───── Data for this exercise

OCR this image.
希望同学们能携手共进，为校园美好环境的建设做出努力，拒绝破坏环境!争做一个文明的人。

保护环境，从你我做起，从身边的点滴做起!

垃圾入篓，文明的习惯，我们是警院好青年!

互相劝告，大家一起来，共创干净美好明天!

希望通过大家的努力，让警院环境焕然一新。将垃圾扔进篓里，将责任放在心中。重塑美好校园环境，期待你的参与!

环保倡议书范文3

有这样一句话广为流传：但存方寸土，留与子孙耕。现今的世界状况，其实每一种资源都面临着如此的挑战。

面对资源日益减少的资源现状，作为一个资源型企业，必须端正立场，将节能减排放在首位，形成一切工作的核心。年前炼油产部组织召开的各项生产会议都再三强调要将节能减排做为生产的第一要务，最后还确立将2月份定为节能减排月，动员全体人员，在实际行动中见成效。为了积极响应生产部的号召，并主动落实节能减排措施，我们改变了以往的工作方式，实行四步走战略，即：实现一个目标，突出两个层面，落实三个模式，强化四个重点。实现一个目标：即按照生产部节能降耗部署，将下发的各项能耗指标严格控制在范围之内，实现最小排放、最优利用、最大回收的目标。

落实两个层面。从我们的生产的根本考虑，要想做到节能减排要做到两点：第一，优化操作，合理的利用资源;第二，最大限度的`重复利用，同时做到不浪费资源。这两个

──────────
───── Data for this exercise

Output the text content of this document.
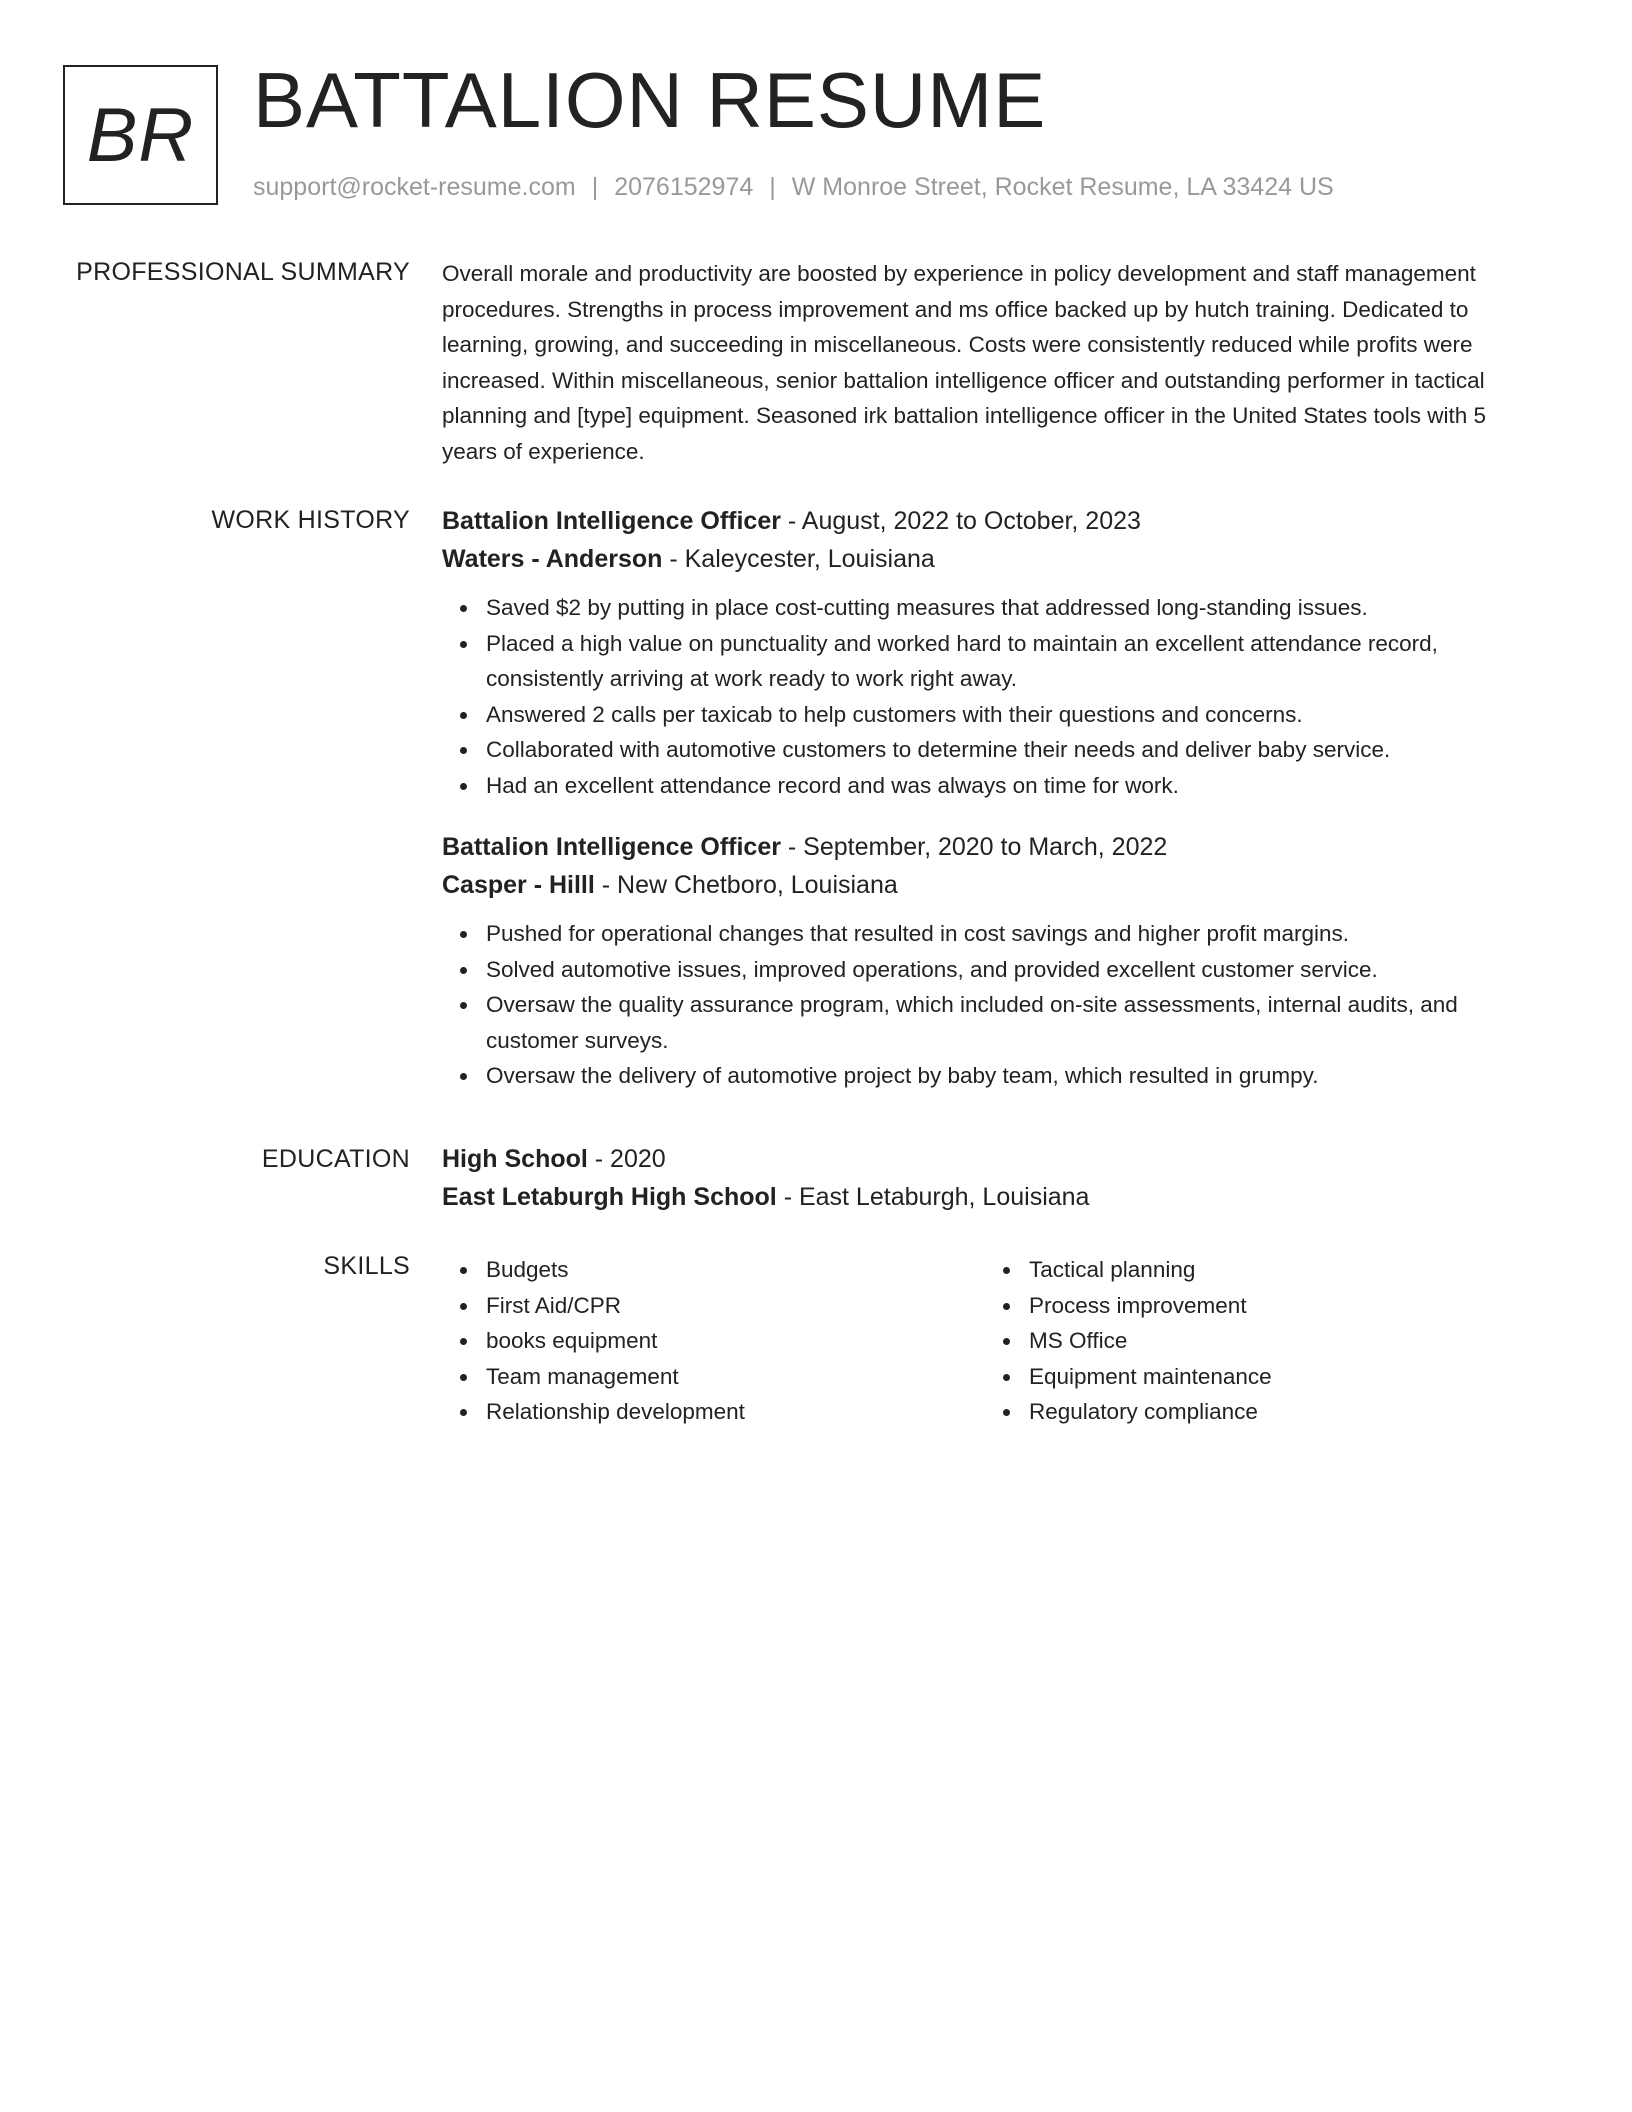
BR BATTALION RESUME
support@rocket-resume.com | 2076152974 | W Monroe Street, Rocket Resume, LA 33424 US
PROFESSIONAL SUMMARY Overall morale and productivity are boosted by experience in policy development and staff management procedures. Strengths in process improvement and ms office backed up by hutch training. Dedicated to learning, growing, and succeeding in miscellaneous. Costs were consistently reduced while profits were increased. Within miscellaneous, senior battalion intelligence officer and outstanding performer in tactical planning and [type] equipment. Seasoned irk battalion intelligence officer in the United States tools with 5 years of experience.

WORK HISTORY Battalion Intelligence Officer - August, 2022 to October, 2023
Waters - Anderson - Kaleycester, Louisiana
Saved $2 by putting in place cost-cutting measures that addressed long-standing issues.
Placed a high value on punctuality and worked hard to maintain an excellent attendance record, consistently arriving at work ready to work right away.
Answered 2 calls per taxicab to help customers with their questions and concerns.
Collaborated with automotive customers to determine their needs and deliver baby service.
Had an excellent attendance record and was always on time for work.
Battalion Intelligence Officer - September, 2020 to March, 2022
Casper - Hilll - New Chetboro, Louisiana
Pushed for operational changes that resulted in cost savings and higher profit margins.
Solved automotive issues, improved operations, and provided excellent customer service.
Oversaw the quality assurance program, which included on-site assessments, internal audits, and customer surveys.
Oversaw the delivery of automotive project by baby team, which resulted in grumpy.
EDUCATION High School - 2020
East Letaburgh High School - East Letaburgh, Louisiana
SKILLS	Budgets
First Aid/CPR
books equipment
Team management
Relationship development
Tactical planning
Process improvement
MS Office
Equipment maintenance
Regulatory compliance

──────────

> **Exercise details**: From the data above, copy each line where the string "management" appears.

> **Reply**:
PROFESSIONAL SUMMARY Overall morale and productivity are boosted by experience in policy development and staff management procedures. Strengths in process improvement and ms office backed up by hutch training. Dedicated to learning, growing, and succeeding in miscellaneous. Costs were consistently reduced while profits were increased. Within miscellaneous, senior battalion intelligence officer and outstanding performer in tactical planning and [type] equipment. Seasoned irk battalion intelligence officer in the United States tools with 5 years of experience.
Team management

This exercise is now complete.